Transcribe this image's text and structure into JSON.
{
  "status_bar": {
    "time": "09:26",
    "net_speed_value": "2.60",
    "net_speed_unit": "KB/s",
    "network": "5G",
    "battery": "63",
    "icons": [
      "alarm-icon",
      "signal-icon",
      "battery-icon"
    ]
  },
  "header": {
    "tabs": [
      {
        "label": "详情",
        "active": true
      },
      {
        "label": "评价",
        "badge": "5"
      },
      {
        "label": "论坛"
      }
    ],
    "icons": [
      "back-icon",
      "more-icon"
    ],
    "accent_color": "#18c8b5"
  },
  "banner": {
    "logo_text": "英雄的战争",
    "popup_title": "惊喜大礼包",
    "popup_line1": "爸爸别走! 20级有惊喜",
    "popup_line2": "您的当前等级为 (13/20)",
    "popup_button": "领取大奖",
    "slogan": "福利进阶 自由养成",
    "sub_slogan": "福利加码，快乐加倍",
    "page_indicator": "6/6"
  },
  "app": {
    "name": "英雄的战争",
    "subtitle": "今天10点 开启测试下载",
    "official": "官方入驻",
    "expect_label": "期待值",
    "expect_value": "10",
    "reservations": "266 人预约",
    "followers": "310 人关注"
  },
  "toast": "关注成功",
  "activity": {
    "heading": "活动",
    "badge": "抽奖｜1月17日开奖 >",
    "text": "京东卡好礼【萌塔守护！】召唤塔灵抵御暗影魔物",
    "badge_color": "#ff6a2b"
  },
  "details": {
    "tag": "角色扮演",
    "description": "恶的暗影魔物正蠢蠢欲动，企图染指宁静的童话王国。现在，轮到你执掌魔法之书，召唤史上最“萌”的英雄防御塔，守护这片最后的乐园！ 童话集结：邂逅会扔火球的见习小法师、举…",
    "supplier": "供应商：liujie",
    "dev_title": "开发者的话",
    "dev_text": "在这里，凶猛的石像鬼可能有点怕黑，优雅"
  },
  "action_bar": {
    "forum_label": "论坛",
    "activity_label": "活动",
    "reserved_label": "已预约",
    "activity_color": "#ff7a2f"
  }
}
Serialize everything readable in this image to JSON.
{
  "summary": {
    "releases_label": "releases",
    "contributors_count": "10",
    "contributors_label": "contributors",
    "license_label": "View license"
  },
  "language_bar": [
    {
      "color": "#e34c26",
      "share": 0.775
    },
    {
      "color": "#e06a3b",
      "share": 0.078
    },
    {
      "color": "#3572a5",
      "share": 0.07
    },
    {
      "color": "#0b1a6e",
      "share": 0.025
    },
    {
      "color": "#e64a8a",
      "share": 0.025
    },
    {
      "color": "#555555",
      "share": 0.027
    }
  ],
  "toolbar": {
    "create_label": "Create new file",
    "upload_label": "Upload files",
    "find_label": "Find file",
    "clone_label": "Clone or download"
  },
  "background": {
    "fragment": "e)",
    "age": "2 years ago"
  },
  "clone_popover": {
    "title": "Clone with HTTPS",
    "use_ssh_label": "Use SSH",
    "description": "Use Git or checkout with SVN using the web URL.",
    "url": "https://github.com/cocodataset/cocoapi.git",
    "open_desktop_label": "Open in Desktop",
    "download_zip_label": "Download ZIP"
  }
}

### WORK TO DO
Starting from the line with "Serialize everything readable" and ending with the final line of the data, quote every line exactly, both ends included.

### ANSWER TO THE EXERCISE
Serialize everything readable in this image to JSON.
{
  "summary": {
    "releases_label": "releases",
    "contributors_count": "10",
    "contributors_label": "contributors",
    "license_label": "View license"
  },
  "language_bar": [
    {
      "color": "#e34c26",
      "share": 0.775
    },
    {
      "color": "#e06a3b",
      "share": 0.078
    },
    {
      "color": "#3572a5",
      "share": 0.07
    },
    {
      "color": "#0b1a6e",
      "share": 0.025
    },
    {
      "color": "#e64a8a",
      "share": 0.025
    },
    {
      "color": "#555555",
      "share": 0.027
    }
  ],
  "toolbar": {
    "create_label": "Create new file",
    "upload_label": "Upload files",
    "find_label": "Find file",
    "clone_label": "Clone or download"
  },
  "background": {
    "fragment": "e)",
    "age": "2 years ago"
  },
  "clone_popover": {
    "title": "Clone with HTTPS",
    "use_ssh_label": "Use SSH",
    "description": "Use Git or checkout with SVN using the web URL.",
    "url": "https://github.com/cocodataset/cocoapi.git",
    "open_desktop_label": "Open in Desktop",
    "download_zip_label": "Download ZIP"
  }
}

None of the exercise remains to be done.